**How to complete this task**
Reproduce the passage from the text about Robert R. Haggart starting with "That’s how Robert" and going on through "on his illness.".

**Source text**
+ + +
The Wall of Distinction

(C) 2008 Syracuse Press Club.

Robert R. Haggart
The Post-Standard
Herald-Journal
Herald American

“This is my valentine to Brenda Marie McCabe Haggart. Unfortunately, this valentine will not look or taste as good as those hearts that grade school teachers in Kansas helped me cut out and paste on big pieces of red paper. I can still taste the paste. It tasted almost as good as a peanut-butter sandwich. Writing this public confession of joy may seem a little arrogant on my part, Brenda, since I didn't ask you if I could do it. But you owe me one. My voice is gone.”

That’s how Robert R. Haggart began his column, published Feb. 14, 1997 in The Post-Standard. Haggart was a patient at Crouse Hospital at the time, courageously trying to beat back cancer in his bone marrow. For nearly a decade, Haggart gave hope to cancer victims and their families from across America by writing about his own battle. In 1989, Haggart was named the best columnist in New York by The Associated Press for his series of columns on his illness.
+ + +
Page layout parsing data
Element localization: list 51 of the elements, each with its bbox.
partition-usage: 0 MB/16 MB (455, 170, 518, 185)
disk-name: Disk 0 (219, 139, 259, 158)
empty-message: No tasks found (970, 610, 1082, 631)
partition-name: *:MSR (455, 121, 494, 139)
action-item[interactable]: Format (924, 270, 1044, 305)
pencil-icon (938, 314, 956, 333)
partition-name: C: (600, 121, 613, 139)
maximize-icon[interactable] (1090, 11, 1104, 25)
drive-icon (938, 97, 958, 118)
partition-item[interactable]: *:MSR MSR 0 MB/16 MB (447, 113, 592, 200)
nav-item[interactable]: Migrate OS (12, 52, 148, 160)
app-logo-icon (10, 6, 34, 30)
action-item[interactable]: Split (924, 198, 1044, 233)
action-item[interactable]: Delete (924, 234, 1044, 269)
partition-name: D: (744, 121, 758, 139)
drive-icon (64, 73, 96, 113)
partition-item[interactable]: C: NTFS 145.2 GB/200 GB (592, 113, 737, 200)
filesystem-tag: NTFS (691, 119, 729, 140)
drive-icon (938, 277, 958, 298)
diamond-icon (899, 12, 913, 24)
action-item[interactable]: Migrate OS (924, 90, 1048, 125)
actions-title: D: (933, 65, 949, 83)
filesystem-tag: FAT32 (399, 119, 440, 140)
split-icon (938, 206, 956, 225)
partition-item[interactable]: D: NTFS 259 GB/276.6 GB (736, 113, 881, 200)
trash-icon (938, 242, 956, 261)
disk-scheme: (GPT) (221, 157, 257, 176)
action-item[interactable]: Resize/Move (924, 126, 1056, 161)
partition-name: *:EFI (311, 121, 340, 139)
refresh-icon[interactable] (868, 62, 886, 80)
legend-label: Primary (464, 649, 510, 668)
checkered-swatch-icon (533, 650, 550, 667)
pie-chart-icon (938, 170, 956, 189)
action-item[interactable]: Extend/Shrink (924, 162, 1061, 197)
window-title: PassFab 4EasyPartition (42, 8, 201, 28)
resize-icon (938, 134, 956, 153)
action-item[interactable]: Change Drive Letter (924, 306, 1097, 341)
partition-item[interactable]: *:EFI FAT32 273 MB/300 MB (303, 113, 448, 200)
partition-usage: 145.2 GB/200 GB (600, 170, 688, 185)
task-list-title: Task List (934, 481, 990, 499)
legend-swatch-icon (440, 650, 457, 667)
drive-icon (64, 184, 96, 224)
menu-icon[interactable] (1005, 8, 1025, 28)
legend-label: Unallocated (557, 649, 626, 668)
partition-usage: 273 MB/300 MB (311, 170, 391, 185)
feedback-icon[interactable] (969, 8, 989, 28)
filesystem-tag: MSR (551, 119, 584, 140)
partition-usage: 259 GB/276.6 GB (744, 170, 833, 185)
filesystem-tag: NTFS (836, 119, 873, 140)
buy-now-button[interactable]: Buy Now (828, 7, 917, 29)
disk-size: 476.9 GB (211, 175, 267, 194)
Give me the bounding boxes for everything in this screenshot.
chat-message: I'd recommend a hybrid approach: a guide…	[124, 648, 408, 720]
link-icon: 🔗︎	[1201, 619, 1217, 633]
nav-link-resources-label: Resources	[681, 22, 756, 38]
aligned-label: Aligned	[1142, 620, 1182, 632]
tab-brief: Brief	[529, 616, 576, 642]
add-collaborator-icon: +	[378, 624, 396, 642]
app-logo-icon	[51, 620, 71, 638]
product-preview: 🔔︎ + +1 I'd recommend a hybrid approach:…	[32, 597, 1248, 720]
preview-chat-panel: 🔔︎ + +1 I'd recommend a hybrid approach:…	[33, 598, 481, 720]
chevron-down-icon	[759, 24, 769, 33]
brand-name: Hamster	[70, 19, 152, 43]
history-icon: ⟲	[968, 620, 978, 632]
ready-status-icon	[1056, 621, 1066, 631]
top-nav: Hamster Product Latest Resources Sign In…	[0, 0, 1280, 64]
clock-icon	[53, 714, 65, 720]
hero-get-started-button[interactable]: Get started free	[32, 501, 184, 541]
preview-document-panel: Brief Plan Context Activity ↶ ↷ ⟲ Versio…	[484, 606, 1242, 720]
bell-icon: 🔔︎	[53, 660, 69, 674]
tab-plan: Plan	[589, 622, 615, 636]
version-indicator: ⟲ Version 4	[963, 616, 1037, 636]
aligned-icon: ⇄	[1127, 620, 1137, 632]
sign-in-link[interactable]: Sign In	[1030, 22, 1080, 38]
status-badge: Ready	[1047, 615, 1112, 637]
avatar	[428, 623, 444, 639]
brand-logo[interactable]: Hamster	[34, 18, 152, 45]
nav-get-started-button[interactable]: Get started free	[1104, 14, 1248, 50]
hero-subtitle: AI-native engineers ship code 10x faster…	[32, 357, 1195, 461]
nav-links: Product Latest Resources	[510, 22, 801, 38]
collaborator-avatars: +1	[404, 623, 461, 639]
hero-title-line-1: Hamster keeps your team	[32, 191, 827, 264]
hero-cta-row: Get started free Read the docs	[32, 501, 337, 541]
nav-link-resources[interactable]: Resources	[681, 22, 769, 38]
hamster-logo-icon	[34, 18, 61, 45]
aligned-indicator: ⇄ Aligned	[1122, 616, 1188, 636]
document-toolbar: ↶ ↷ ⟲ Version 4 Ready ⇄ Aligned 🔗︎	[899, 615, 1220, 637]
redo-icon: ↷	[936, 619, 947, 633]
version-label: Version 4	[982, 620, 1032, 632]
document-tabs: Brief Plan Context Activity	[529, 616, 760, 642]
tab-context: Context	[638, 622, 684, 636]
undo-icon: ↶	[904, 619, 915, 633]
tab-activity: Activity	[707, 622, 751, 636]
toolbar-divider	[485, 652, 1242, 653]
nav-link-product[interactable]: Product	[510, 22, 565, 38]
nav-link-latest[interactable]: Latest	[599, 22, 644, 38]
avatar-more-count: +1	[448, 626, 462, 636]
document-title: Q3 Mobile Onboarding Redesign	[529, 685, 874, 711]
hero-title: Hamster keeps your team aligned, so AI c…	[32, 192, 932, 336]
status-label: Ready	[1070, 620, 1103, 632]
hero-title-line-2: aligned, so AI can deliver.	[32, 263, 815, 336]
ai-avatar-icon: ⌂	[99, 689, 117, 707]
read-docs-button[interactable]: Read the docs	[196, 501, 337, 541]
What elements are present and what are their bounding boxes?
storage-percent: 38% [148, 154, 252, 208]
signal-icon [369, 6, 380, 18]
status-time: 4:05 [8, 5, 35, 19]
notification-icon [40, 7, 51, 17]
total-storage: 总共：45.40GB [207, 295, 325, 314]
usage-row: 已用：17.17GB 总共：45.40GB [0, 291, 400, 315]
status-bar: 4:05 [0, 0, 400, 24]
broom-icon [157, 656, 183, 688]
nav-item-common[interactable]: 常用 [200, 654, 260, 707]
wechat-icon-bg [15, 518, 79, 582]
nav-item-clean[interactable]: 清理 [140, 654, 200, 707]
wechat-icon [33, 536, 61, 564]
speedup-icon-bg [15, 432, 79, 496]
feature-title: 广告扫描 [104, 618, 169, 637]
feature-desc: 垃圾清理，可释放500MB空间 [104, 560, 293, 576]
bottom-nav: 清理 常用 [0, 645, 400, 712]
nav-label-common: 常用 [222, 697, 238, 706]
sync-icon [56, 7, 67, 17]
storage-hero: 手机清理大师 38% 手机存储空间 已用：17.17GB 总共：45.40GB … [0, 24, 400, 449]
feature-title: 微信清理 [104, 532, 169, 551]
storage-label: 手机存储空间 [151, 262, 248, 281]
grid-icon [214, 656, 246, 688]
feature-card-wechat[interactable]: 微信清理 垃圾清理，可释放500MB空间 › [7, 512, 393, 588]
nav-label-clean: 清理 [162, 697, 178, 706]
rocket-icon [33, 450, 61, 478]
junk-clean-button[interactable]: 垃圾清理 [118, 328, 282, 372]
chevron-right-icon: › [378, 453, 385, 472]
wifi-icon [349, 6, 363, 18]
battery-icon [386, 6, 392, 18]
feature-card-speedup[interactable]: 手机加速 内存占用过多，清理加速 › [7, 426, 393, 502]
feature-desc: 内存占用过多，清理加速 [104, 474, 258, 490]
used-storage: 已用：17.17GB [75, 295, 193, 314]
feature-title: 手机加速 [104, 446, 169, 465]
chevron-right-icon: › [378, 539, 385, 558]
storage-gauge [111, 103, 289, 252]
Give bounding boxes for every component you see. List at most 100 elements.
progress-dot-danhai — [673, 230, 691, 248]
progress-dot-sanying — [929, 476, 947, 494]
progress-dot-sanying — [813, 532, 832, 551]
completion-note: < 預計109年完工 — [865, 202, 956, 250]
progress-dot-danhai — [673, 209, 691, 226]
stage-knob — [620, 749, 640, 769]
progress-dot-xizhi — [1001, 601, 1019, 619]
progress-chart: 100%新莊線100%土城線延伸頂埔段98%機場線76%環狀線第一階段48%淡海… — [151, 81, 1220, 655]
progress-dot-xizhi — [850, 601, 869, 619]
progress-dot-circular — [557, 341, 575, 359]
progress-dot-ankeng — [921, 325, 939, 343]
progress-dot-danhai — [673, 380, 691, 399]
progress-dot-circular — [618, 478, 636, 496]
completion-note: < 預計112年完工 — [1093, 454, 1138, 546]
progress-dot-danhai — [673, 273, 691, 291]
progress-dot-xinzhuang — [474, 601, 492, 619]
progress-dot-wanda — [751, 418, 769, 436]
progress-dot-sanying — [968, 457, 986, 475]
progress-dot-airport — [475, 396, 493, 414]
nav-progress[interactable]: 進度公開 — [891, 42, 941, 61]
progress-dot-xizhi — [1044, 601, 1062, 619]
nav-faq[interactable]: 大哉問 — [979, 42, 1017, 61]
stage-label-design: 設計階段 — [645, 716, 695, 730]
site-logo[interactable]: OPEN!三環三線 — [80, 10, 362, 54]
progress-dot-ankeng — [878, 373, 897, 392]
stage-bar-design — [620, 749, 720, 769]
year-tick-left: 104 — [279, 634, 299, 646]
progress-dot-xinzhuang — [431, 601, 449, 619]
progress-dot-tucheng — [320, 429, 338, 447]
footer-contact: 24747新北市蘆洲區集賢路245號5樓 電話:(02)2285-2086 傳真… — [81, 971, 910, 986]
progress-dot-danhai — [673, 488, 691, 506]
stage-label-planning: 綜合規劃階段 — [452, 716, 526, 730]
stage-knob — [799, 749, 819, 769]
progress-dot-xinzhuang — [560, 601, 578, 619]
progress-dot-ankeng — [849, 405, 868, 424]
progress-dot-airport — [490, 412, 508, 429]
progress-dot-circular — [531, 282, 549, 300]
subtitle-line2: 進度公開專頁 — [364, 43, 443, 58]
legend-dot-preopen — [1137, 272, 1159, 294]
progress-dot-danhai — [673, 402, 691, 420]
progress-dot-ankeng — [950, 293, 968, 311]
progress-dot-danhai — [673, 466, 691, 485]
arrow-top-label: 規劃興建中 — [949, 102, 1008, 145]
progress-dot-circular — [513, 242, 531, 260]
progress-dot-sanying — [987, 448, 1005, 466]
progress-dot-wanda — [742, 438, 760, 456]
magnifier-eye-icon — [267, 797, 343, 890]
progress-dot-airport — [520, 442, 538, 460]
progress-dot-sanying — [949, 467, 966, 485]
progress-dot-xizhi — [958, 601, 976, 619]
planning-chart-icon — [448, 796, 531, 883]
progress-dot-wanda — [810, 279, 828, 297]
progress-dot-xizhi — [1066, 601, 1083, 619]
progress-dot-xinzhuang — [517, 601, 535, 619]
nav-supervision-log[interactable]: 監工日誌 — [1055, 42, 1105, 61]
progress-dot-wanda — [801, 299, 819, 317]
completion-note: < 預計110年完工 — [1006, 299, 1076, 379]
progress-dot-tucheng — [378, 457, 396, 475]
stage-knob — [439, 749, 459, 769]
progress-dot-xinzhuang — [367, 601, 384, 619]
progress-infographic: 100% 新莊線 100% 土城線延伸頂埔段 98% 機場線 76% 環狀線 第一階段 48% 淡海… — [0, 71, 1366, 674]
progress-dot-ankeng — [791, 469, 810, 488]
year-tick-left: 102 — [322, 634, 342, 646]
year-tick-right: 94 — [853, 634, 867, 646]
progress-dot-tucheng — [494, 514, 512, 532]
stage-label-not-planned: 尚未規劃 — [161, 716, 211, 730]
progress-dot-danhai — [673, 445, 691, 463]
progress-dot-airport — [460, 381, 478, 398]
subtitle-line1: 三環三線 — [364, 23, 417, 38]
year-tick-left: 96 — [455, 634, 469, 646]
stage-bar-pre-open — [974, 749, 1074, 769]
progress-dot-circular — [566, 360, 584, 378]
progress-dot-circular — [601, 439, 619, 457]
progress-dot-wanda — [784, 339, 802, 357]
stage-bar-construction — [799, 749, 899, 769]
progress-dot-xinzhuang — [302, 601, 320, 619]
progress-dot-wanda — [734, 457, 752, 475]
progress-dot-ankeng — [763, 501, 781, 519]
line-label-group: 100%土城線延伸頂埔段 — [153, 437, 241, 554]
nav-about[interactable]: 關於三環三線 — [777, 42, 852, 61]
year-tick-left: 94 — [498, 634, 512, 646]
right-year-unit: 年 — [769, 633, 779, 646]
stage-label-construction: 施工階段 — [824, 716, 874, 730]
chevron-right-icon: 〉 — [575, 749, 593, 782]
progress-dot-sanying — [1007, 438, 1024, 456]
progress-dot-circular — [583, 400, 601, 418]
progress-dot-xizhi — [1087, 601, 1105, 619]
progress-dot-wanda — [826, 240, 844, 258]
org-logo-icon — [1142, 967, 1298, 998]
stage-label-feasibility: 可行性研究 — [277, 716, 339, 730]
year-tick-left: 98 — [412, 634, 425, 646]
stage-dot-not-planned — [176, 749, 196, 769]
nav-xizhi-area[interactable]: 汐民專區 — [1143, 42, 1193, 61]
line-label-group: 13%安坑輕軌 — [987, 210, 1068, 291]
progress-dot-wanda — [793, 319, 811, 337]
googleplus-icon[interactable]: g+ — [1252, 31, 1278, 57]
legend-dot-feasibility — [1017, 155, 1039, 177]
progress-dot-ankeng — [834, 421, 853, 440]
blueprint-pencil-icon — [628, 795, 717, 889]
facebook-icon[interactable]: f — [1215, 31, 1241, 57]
+ + +
**Answer box**
That’s how Robert R. Haggart began his column, published Feb. 14, 1997 in The Post-Standard. Haggart was a patient at Crouse Hospital at the time, courageously trying to beat back cancer in his bone marrow. For nearly a decade, Haggart gave hope to cancer victims and their families from across America by writing about his own battle. In 1989, Haggart was named the best columnist in New York by The Associated Press for his series of columns on his illness.